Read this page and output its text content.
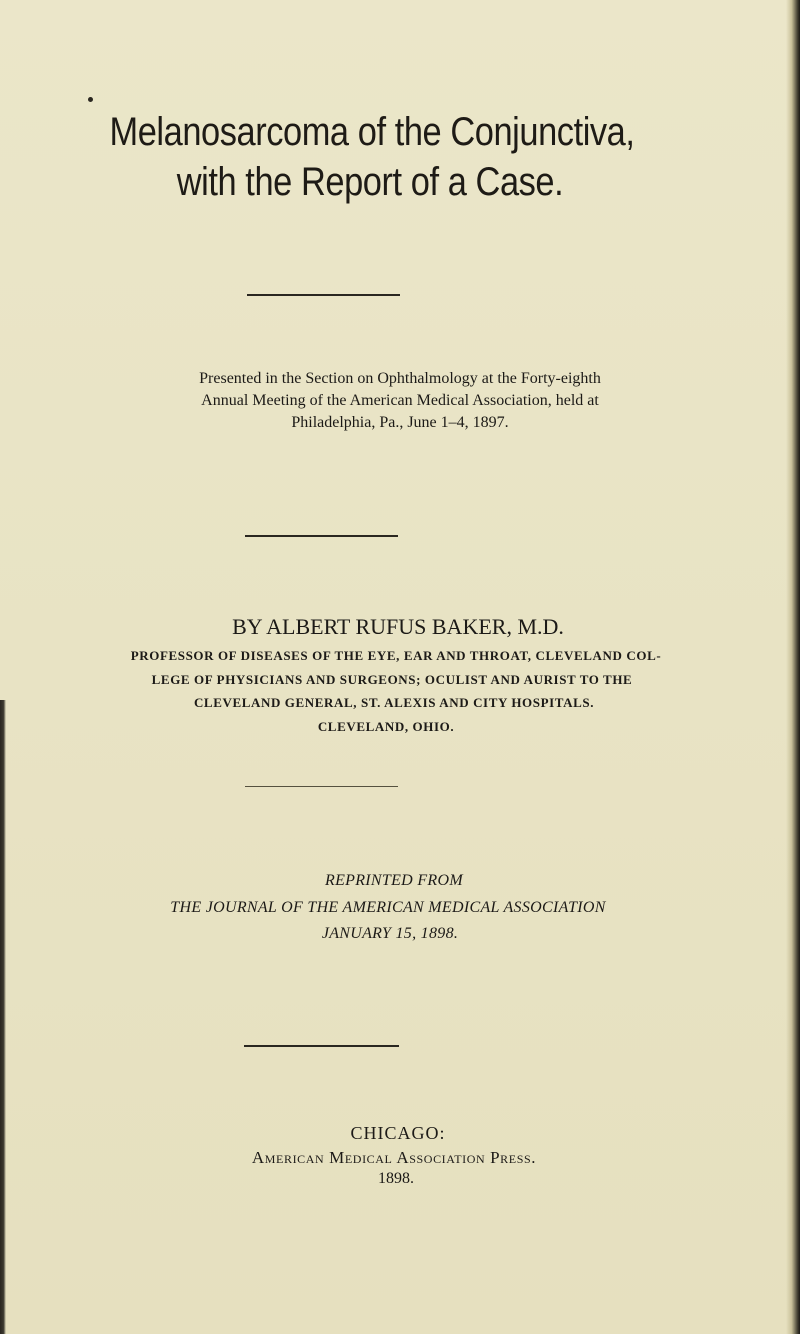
Melanosarcoma of the Conjunctiva,
with the Report of a Case.
Presented in the Section on Ophthalmology at the Forty-eighth
Annual Meeting of the American Medical Association, held at
Philadelphia, Pa., June 1–4, 1897.
BY ALBERT RUFUS BAKER, M.D.
PROFESSOR OF DISEASES OF THE EYE, EAR AND THROAT, CLEVELAND COL-
LEGE OF PHYSICIANS AND SURGEONS; OCULIST AND AURIST TO THE
CLEVELAND GENERAL, ST. ALEXIS AND CITY HOSPITALS.
CLEVELAND, OHIO.
REPRINTED FROM
THE JOURNAL OF THE AMERICAN MEDICAL ASSOCIATION
JANUARY 15, 1898.
CHICAGO:
American Medical Association Press.
1898.
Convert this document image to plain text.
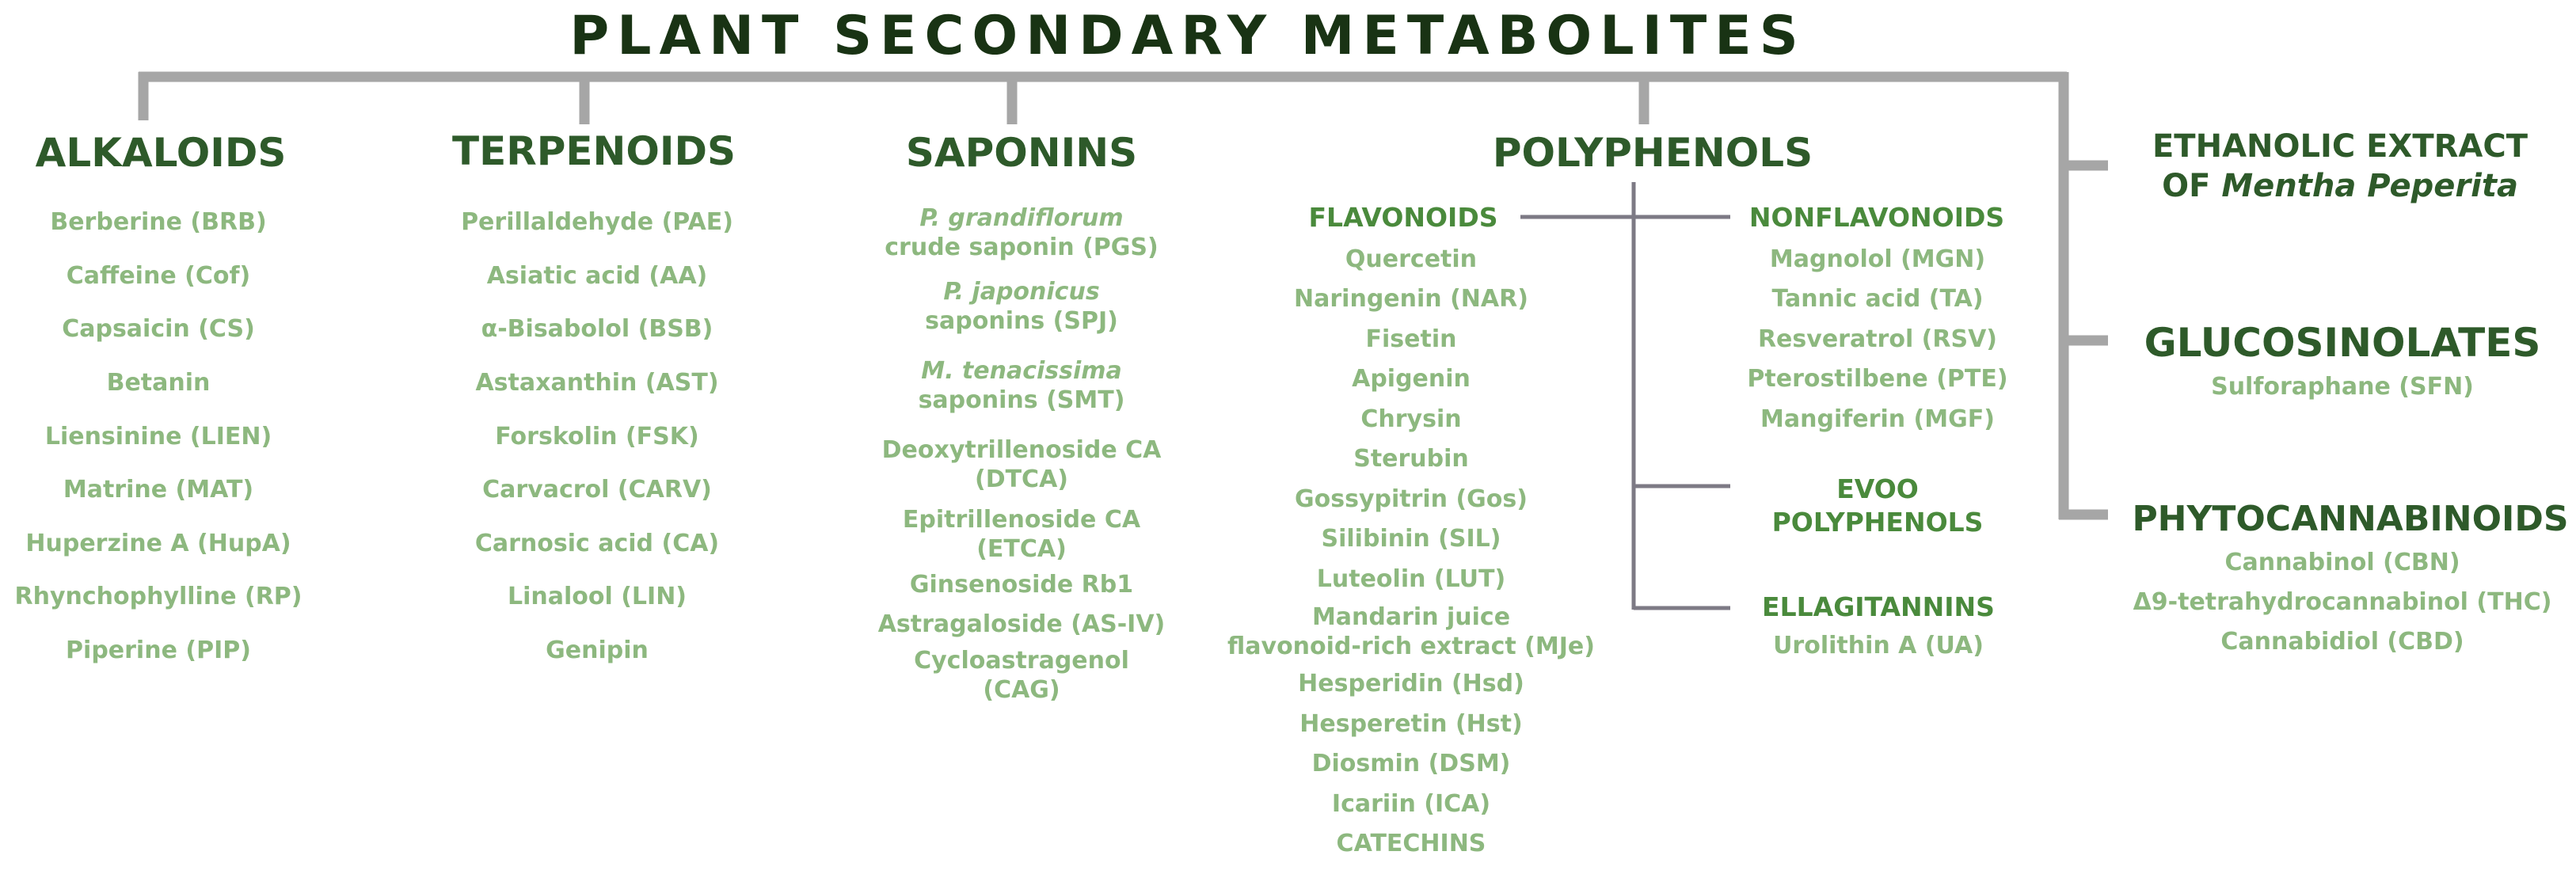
PLANT SECONDARY METABOLITES
ALKALOIDS	TERPENOIDS	SAPONINS	POLYPHENOLS
GLUCOSINOLATES
PHYTOCANNABINOIDS
ETHANOLIC EXTRACT
OF Mentha Peperita
FLAVONOIDS	NONFLAVONOIDS
EVOO
POLYPHENOLS
ELLAGITANNINS
Berberine (BRB)
Caffeine (Cof)
Capsaicin (CS)
Betanin
Liensinine (LIEN)
Matrine (MAT)
Huperzine A (HupA)
Rhynchophylline (RP)
Piperine (PIP)
Perillaldehyde (PAE)
Asiatic acid (AA)
α-Bisabolol (BSB)
Astaxanthin (AST)
Forskolin (FSK)
Carvacrol (CARV)
Carnosic acid (CA)
Linalool (LIN)
Genipin
P. grandiflorum
crude saponin (PGS)
P. japonicus
saponins (SPJ)
M. tenacissima
saponins (SMT)
Deoxytrillenoside CA
(DTCA)
Epitrillenoside CA
(ETCA)
Ginsenoside Rb1
Astragaloside (AS-IV)
Cycloastragenol
(CAG)
Quercetin
Naringenin (NAR)
Fisetin
Apigenin
Chrysin
Sterubin
Gossypitrin (Gos)
Silibinin (SIL)
Luteolin (LUT)
Mandarin juice
flavonoid-rich extract (MJe)
Hesperidin (Hsd)
Hesperetin (Hst)
Diosmin (DSM)
Icariin (ICA)
CATECHINS
Magnolol (MGN)
Tannic acid (TA)
Resveratrol (RSV)
Pterostilbene (PTE)
Mangiferin (MGF)
Urolithin A (UA)
Sulforaphane (SFN)
Cannabinol (CBN)
Δ9-tetrahydrocannabinol (THC)
Cannabidiol (CBD)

• Short task: Look through the records and gather each line with the word "this".

• Task solution:
Read this page and output its text content.
Convert this document image to plain text.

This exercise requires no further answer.